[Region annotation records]
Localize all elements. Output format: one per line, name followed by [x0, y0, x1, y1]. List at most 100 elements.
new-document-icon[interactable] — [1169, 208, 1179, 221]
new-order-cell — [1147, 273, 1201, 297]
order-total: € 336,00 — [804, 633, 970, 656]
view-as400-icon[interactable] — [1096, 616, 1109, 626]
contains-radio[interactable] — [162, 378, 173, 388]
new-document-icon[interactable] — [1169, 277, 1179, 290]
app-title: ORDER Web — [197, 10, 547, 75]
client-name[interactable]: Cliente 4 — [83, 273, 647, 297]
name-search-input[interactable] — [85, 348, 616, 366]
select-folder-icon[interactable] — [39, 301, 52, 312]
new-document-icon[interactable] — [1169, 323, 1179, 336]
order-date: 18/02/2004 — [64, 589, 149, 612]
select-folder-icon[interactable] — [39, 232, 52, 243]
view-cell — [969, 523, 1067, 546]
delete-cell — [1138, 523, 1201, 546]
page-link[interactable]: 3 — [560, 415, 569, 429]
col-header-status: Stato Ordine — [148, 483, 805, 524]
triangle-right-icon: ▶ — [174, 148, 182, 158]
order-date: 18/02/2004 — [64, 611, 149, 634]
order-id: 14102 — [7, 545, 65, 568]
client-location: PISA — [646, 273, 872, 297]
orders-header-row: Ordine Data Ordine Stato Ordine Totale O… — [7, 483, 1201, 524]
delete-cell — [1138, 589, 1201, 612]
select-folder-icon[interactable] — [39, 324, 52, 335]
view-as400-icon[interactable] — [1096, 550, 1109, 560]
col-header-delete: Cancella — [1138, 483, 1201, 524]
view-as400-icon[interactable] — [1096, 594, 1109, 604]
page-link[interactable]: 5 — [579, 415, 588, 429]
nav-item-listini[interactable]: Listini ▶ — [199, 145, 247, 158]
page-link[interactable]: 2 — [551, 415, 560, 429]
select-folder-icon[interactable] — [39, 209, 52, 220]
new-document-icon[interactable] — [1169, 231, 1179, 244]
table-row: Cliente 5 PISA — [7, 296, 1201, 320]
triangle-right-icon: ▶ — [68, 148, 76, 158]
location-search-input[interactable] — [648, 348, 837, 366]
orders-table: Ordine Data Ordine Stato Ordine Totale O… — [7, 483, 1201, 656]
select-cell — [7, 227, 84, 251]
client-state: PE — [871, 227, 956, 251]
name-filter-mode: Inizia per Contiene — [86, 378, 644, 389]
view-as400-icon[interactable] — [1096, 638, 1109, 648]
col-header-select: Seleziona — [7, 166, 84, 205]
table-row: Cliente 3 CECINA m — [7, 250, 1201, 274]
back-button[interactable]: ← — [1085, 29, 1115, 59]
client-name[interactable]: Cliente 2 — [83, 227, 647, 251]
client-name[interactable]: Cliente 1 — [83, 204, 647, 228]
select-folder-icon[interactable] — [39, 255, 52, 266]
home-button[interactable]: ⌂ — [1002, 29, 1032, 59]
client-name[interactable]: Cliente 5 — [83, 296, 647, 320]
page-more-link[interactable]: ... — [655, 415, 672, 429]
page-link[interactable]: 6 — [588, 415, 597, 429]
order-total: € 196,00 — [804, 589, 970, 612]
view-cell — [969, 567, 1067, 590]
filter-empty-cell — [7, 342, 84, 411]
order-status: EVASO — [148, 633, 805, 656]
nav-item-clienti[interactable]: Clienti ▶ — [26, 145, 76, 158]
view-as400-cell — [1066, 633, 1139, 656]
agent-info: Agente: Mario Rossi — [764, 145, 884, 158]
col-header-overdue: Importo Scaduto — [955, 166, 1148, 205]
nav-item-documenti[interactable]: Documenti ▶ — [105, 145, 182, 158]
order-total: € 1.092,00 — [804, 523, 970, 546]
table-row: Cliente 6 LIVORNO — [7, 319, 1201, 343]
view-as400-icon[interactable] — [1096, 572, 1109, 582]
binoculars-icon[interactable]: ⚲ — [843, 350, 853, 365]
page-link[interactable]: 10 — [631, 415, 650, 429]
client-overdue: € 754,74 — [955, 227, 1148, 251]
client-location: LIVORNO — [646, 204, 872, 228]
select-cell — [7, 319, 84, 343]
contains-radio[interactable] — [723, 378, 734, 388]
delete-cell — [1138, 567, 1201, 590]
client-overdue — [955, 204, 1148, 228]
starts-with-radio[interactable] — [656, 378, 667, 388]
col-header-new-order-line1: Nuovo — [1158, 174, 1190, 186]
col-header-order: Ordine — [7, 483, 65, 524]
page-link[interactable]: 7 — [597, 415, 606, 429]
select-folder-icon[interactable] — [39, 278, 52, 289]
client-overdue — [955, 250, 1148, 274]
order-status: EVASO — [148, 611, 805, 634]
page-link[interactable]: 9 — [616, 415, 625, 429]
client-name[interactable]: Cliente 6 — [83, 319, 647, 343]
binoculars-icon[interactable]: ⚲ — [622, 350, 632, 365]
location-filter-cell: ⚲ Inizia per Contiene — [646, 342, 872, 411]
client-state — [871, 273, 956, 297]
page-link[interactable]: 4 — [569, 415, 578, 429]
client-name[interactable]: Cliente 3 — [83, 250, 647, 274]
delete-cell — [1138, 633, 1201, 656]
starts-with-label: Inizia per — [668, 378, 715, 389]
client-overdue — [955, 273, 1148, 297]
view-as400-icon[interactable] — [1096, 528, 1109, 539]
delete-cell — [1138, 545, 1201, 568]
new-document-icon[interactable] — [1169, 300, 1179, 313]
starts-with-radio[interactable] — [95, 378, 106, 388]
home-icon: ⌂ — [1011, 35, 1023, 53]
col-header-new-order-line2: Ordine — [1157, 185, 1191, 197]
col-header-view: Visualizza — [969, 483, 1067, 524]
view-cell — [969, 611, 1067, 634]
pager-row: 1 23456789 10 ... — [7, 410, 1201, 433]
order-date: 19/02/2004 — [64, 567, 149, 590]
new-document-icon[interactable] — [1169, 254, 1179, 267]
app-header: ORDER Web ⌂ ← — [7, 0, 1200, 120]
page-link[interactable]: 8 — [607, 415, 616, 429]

- [Required task]: Swap every occurrence of "view-as400-icon" in the records above for "view-legacy-icon", and reproduce the records with nothing else changed.

- [Task answer]:
Localize all elements. Output format: one per line, name followed by [x0, y0, x1, y1]. List at most 100 elements.
new-document-icon[interactable] — [1169, 208, 1179, 221]
new-order-cell — [1147, 273, 1201, 297]
order-total: € 336,00 — [804, 633, 970, 656]
view-legacy-icon[interactable] — [1096, 616, 1109, 626]
contains-radio[interactable] — [162, 378, 173, 388]
new-document-icon[interactable] — [1169, 277, 1179, 290]
app-title: ORDER Web — [197, 10, 547, 75]
client-name[interactable]: Cliente 4 — [83, 273, 647, 297]
name-search-input[interactable] — [85, 348, 616, 366]
select-folder-icon[interactable] — [39, 301, 52, 312]
new-document-icon[interactable] — [1169, 323, 1179, 336]
order-date: 18/02/2004 — [64, 589, 149, 612]
select-folder-icon[interactable] — [39, 232, 52, 243]
view-cell — [969, 523, 1067, 546]
delete-cell — [1138, 523, 1201, 546]
page-link[interactable]: 3 — [560, 415, 569, 429]
col-header-status: Stato Ordine — [148, 483, 805, 524]
triangle-right-icon: ▶ — [174, 148, 182, 158]
order-date: 18/02/2004 — [64, 611, 149, 634]
order-id: 14102 — [7, 545, 65, 568]
client-location: PISA — [646, 273, 872, 297]
orders-header-row: Ordine Data Ordine Stato Ordine Totale O… — [7, 483, 1201, 524]
delete-cell — [1138, 589, 1201, 612]
select-folder-icon[interactable] — [39, 324, 52, 335]
view-legacy-icon[interactable] — [1096, 550, 1109, 560]
col-header-delete: Cancella — [1138, 483, 1201, 524]
view-legacy-icon[interactable] — [1096, 594, 1109, 604]
page-link[interactable]: 5 — [579, 415, 588, 429]
nav-item-listini[interactable]: Listini ▶ — [199, 145, 247, 158]
page-link[interactable]: 2 — [551, 415, 560, 429]
select-folder-icon[interactable] — [39, 209, 52, 220]
new-document-icon[interactable] — [1169, 231, 1179, 244]
table-row: Cliente 5 PISA — [7, 296, 1201, 320]
triangle-right-icon: ▶ — [68, 148, 76, 158]
location-search-input[interactable] — [648, 348, 837, 366]
orders-table: Ordine Data Ordine Stato Ordine Totale O… — [7, 483, 1201, 656]
select-cell — [7, 227, 84, 251]
client-state: PE — [871, 227, 956, 251]
name-filter-mode: Inizia per Contiene — [86, 378, 644, 389]
view-legacy-icon[interactable] — [1096, 638, 1109, 648]
col-header-select: Seleziona — [7, 166, 84, 205]
table-row: Cliente 3 CECINA m — [7, 250, 1201, 274]
back-button[interactable]: ← — [1085, 29, 1115, 59]
client-name[interactable]: Cliente 2 — [83, 227, 647, 251]
client-name[interactable]: Cliente 1 — [83, 204, 647, 228]
select-folder-icon[interactable] — [39, 255, 52, 266]
home-button[interactable]: ⌂ — [1002, 29, 1032, 59]
client-name[interactable]: Cliente 5 — [83, 296, 647, 320]
page-more-link[interactable]: ... — [655, 415, 672, 429]
page-link[interactable]: 6 — [588, 415, 597, 429]
order-total: € 196,00 — [804, 589, 970, 612]
view-cell — [969, 567, 1067, 590]
filter-empty-cell — [7, 342, 84, 411]
order-status: EVASO — [148, 633, 805, 656]
nav-item-clienti[interactable]: Clienti ▶ — [26, 145, 76, 158]
view-as400-cell — [1066, 633, 1139, 656]
agent-info: Agente: Mario Rossi — [764, 145, 884, 158]
col-header-overdue: Importo Scaduto — [955, 166, 1148, 205]
nav-item-documenti[interactable]: Documenti ▶ — [105, 145, 182, 158]
order-total: € 1.092,00 — [804, 523, 970, 546]
table-row: Cliente 6 LIVORNO — [7, 319, 1201, 343]
view-legacy-icon[interactable] — [1096, 572, 1109, 582]
binoculars-icon[interactable]: ⚲ — [843, 350, 853, 365]
page-link[interactable]: 10 — [631, 415, 650, 429]
client-overdue: € 754,74 — [955, 227, 1148, 251]
client-location: LIVORNO — [646, 204, 872, 228]
select-cell — [7, 319, 84, 343]
contains-radio[interactable] — [723, 378, 734, 388]
delete-cell — [1138, 567, 1201, 590]
client-overdue — [955, 204, 1148, 228]
starts-with-radio[interactable] — [656, 378, 667, 388]
col-header-new-order-line1: Nuovo — [1158, 174, 1190, 186]
col-header-order: Ordine — [7, 483, 65, 524]
page-link[interactable]: 7 — [597, 415, 606, 429]
select-folder-icon[interactable] — [39, 278, 52, 289]
client-overdue — [955, 250, 1148, 274]
order-status: EVASO — [148, 611, 805, 634]
page-link[interactable]: 9 — [616, 415, 625, 429]
client-name[interactable]: Cliente 6 — [83, 319, 647, 343]
binoculars-icon[interactable]: ⚲ — [622, 350, 632, 365]
location-filter-cell: ⚲ Inizia per Contiene — [646, 342, 872, 411]
client-state — [871, 273, 956, 297]
page-link[interactable]: 4 — [569, 415, 578, 429]
client-name[interactable]: Cliente 3 — [83, 250, 647, 274]
delete-cell — [1138, 633, 1201, 656]
starts-with-label: Inizia per — [668, 378, 715, 389]
client-overdue — [955, 273, 1148, 297]
view-legacy-icon[interactable] — [1096, 528, 1109, 539]
delete-cell — [1138, 545, 1201, 568]
new-document-icon[interactable] — [1169, 300, 1179, 313]
starts-with-radio[interactable] — [95, 378, 106, 388]
home-icon: ⌂ — [1011, 35, 1023, 53]
col-header-new-order-line2: Ordine — [1157, 185, 1191, 197]
col-header-view: Visualizza — [969, 483, 1067, 524]
view-cell — [969, 611, 1067, 634]
pager-row: 1 23456789 10 ... — [7, 410, 1201, 433]
order-date: 19/02/2004 — [64, 567, 149, 590]
new-document-icon[interactable] — [1169, 254, 1179, 267]
app-header: ORDER Web ⌂ ← — [7, 0, 1200, 120]
page-link[interactable]: 8 — [607, 415, 616, 429]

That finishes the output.